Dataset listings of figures
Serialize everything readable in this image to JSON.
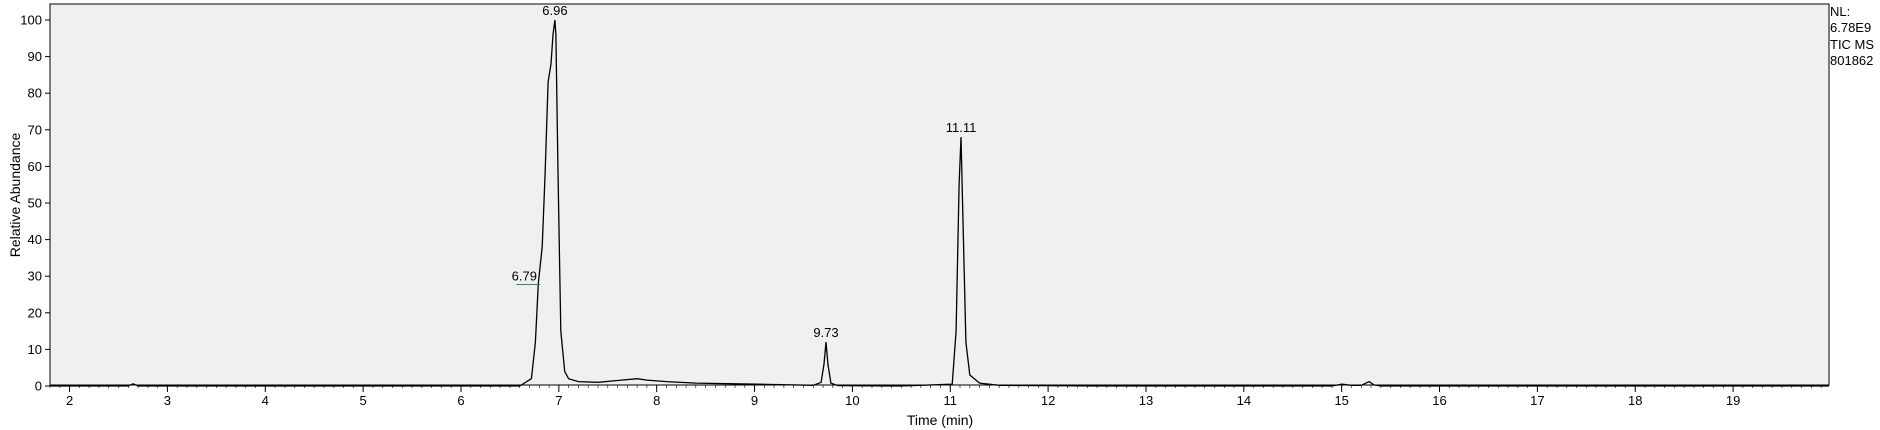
{
  "chart_data": {
    "type": "line",
    "xlabel": "Time (min)",
    "ylabel": "Relative Abundance",
    "xlim": [
      1.8,
      19.98
    ],
    "ylim": [
      0,
      100
    ],
    "x_ticks": [
      2,
      3,
      4,
      5,
      6,
      7,
      8,
      9,
      10,
      11,
      12,
      13,
      14,
      15,
      16,
      17,
      18,
      19
    ],
    "y_ticks": [
      0,
      10,
      20,
      30,
      40,
      50,
      60,
      70,
      80,
      90,
      100
    ],
    "grid": false,
    "colors": {
      "trace": "#000000",
      "plot_background": "#f0f0f0",
      "label_leader": "#2e8b57"
    },
    "series": [
      {
        "x": [
          1.8,
          2.6,
          2.65,
          2.7,
          3.5,
          6.6,
          6.72,
          6.76,
          6.79,
          6.83,
          6.86,
          6.89,
          6.92,
          6.94,
          6.96,
          6.97,
          6.99,
          7.02,
          7.06,
          7.1,
          7.2,
          7.4,
          7.6,
          7.8,
          7.9,
          8.1,
          8.4,
          8.8,
          9.2,
          9.6,
          9.68,
          9.71,
          9.73,
          9.75,
          9.78,
          9.85,
          10.5,
          11.02,
          11.06,
          11.09,
          11.11,
          11.13,
          11.16,
          11.2,
          11.3,
          11.5,
          12.5,
          14.9,
          15.0,
          15.1,
          15.2,
          15.28,
          15.33,
          15.4,
          15.6,
          19.98
        ],
        "y": [
          0,
          0,
          0.6,
          0,
          0,
          0,
          2,
          12,
          28,
          38,
          58,
          83,
          88,
          96,
          100,
          96,
          60,
          15,
          4,
          2,
          1.2,
          1,
          1.5,
          2,
          1.6,
          1.2,
          0.8,
          0.6,
          0.4,
          0.2,
          1,
          6,
          12,
          6,
          0.8,
          0.1,
          0,
          0.5,
          15,
          55,
          68,
          45,
          12,
          3,
          0.8,
          0.2,
          0,
          0,
          0.5,
          0.2,
          0.2,
          1.2,
          0.3,
          0,
          0,
          0
        ]
      }
    ],
    "peak_labels": [
      {
        "text": "6.96",
        "x": 6.96,
        "y": 100
      },
      {
        "text": "6.79",
        "x": 6.79,
        "y": 28
      },
      {
        "text": "9.73",
        "x": 9.73,
        "y": 12
      },
      {
        "text": "11.11",
        "x": 11.11,
        "y": 68
      }
    ],
    "annotation_lines": [
      "NL:",
      "6.78E9",
      "TIC  MS",
      "801862"
    ]
  }
}
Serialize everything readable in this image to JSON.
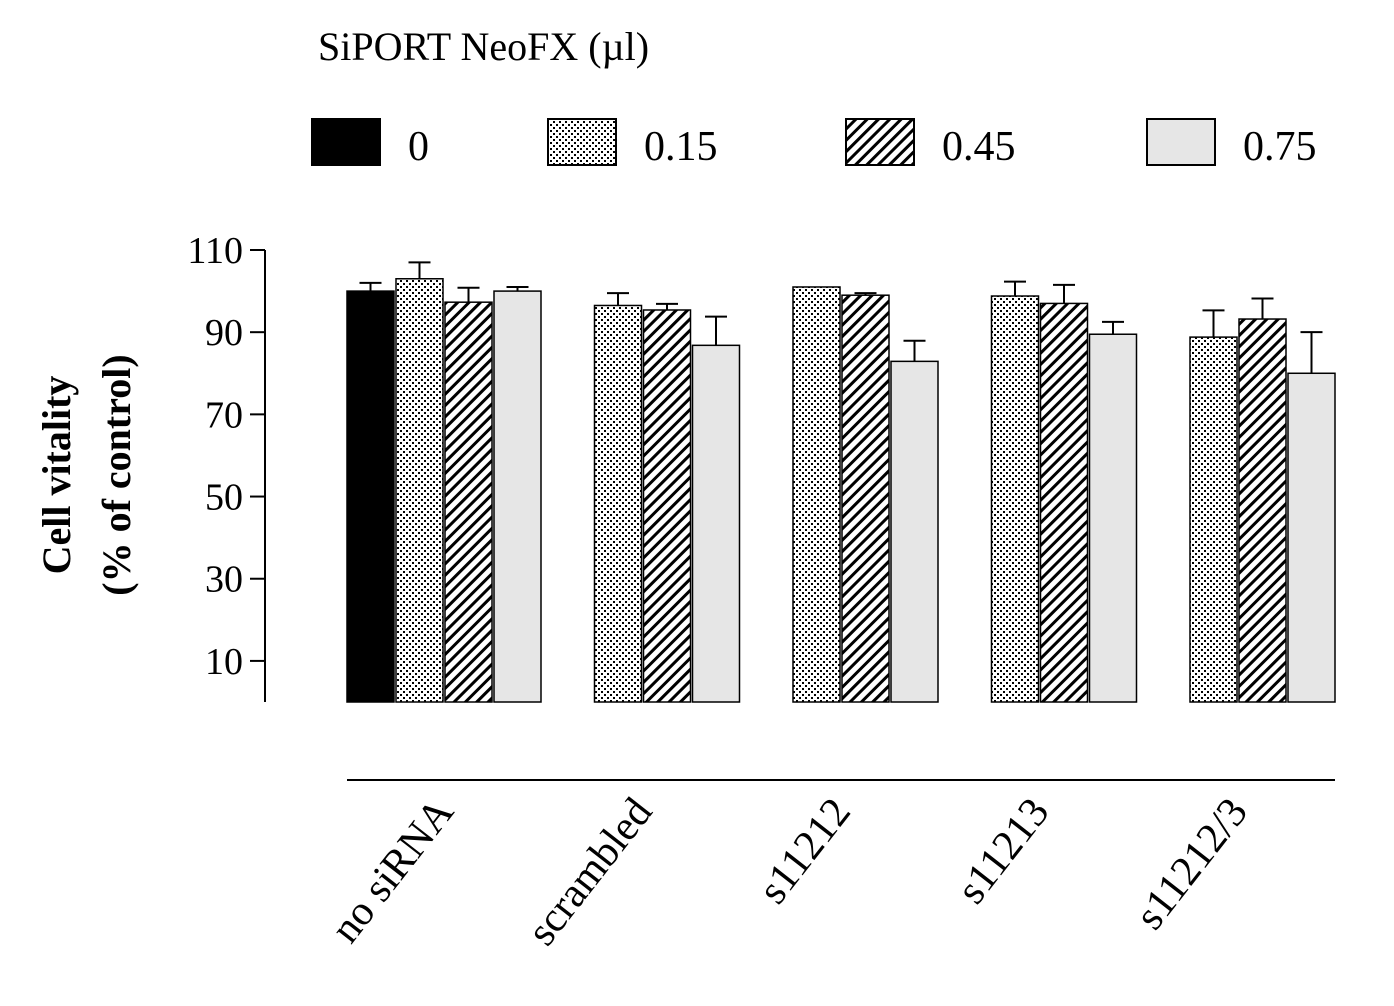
{
  "chart_data": {
    "type": "bar",
    "legend_title": "SiPORT NeoFX (µl)",
    "legend_position": "top",
    "ylabel_line1": "Cell vitality",
    "ylabel_line2": "(% of control)",
    "xlabel": "",
    "ylim": [
      0,
      110
    ],
    "yticks": [
      10,
      30,
      50,
      70,
      90,
      110
    ],
    "grid": false,
    "categories": [
      "no siRNA",
      "scrambled",
      "s11212",
      "s11213",
      "s11212/3"
    ],
    "series": [
      {
        "name": "0",
        "fill": "solid-black",
        "values": [
          100,
          null,
          null,
          null,
          null
        ],
        "errors": [
          2,
          null,
          null,
          null,
          null
        ]
      },
      {
        "name": "0.15",
        "fill": "dotted",
        "values": [
          103,
          96.5,
          101,
          98.8,
          88.8
        ],
        "errors": [
          4,
          3,
          0,
          3.5,
          6.5
        ]
      },
      {
        "name": "0.45",
        "fill": "diagonal-hatch",
        "values": [
          97.3,
          95.4,
          99,
          97,
          93.2
        ],
        "errors": [
          3.5,
          1.5,
          0.5,
          4.5,
          5
        ]
      },
      {
        "name": "0.75",
        "fill": "light-gray",
        "values": [
          100,
          86.8,
          82.9,
          89.5,
          80
        ],
        "errors": [
          1,
          7,
          5,
          3,
          10
        ]
      }
    ],
    "colors": {
      "black": "#000000",
      "gray": "#e6e6e6",
      "stroke": "#000000"
    }
  }
}
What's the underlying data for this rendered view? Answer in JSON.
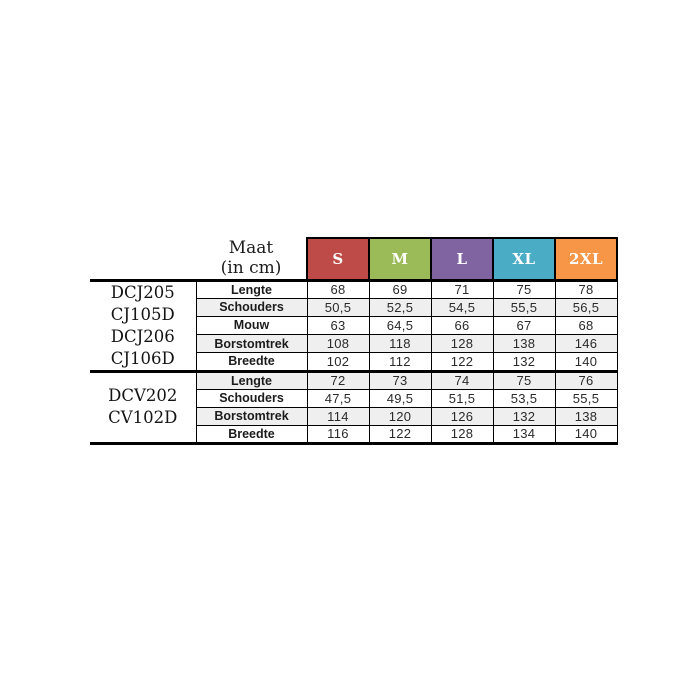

[Task description] Give back all entries exactly. No pictures belong in the copy.

[Problem solution]
Serialize everything readable in this image to JSON.
{
  "chart_data": {
    "type": "line",
    "xlabel": "Time (min)",
    "ylabel": "Relative Abundance",
    "xlim": [
      1.8,
      19.98
    ],
    "ylim": [
      0,
      100
    ],
    "x_ticks": [
      2,
      3,
      4,
      5,
      6,
      7,
      8,
      9,
      10,
      11,
      12,
      13,
      14,
      15,
      16,
      17,
      18,
      19
    ],
    "y_ticks": [
      0,
      10,
      20,
      30,
      40,
      50,
      60,
      70,
      80,
      90,
      100
    ],
    "grid": false,
    "colors": {
      "trace": "#000000",
      "plot_background": "#f0f0f0",
      "label_leader": "#2e8b57"
    },
    "series": [
      {
        "x": [
          1.8,
          2.6,
          2.65,
          2.7,
          3.5,
          6.6,
          6.72,
          6.76,
          6.79,
          6.83,
          6.86,
          6.89,
          6.92,
          6.94,
          6.96,
          6.97,
          6.99,
          7.02,
          7.06,
          7.1,
          7.2,
          7.4,
          7.6,
          7.8,
          7.9,
          8.1,
          8.4,
          8.8,
          9.2,
          9.6,
          9.68,
          9.71,
          9.73,
          9.75,
          9.78,
          9.85,
          10.5,
          11.02,
          11.06,
          11.09,
          11.11,
          11.13,
          11.16,
          11.2,
          11.3,
          11.5,
          12.5,
          14.9,
          15.0,
          15.1,
          15.2,
          15.28,
          15.33,
          15.4,
          15.6,
          19.98
        ],
        "y": [
          0,
          0,
          0.6,
          0,
          0,
          0,
          2,
          12,
          28,
          38,
          58,
          83,
          88,
          96,
          100,
          96,
          60,
          15,
          4,
          2,
          1.2,
          1,
          1.5,
          2,
          1.6,
          1.2,
          0.8,
          0.6,
          0.4,
          0.2,
          1,
          6,
          12,
          6,
          0.8,
          0.1,
          0,
          0.5,
          15,
          55,
          68,
          45,
          12,
          3,
          0.8,
          0.2,
          0,
          0,
          0.5,
          0.2,
          0.2,
          1.2,
          0.3,
          0,
          0,
          0
        ]
      }
    ],
    "peak_labels": [
      {
        "text": "6.96",
        "x": 6.96,
        "y": 100
      },
      {
        "text": "6.79",
        "x": 6.79,
        "y": 28
      },
      {
        "text": "9.73",
        "x": 9.73,
        "y": 12
      },
      {
        "text": "11.11",
        "x": 11.11,
        "y": 68
      }
    ],
    "annotation_lines": [
      "NL:",
      "6.78E9",
      "TIC  MS",
      "801862"
    ]
  }
}
Serialize everything readable in this image to JSON.
{
  "chart_data": {
    "type": "bar",
    "legend_title": "SiPORT NeoFX (µl)",
    "legend_position": "top",
    "ylabel_line1": "Cell vitality",
    "ylabel_line2": "(% of control)",
    "xlabel": "",
    "ylim": [
      0,
      110
    ],
    "yticks": [
      10,
      30,
      50,
      70,
      90,
      110
    ],
    "grid": false,
    "categories": [
      "no siRNA",
      "scrambled",
      "s11212",
      "s11213",
      "s11212/3"
    ],
    "series": [
      {
        "name": "0",
        "fill": "solid-black",
        "values": [
          100,
          null,
          null,
          null,
          null
        ],
        "errors": [
          2,
          null,
          null,
          null,
          null
        ]
      },
      {
        "name": "0.15",
        "fill": "dotted",
        "values": [
          103,
          96.5,
          101,
          98.8,
          88.8
        ],
        "errors": [
          4,
          3,
          0,
          3.5,
          6.5
        ]
      },
      {
        "name": "0.45",
        "fill": "diagonal-hatch",
        "values": [
          97.3,
          95.4,
          99,
          97,
          93.2
        ],
        "errors": [
          3.5,
          1.5,
          0.5,
          4.5,
          5
        ]
      },
      {
        "name": "0.75",
        "fill": "light-gray",
        "values": [
          100,
          86.8,
          82.9,
          89.5,
          80
        ],
        "errors": [
          1,
          7,
          5,
          3,
          10
        ]
      }
    ],
    "colors": {
      "black": "#000000",
      "gray": "#e6e6e6",
      "stroke": "#000000"
    }
  }
}
What's the underlying data for this rendered view? Answer in JSON.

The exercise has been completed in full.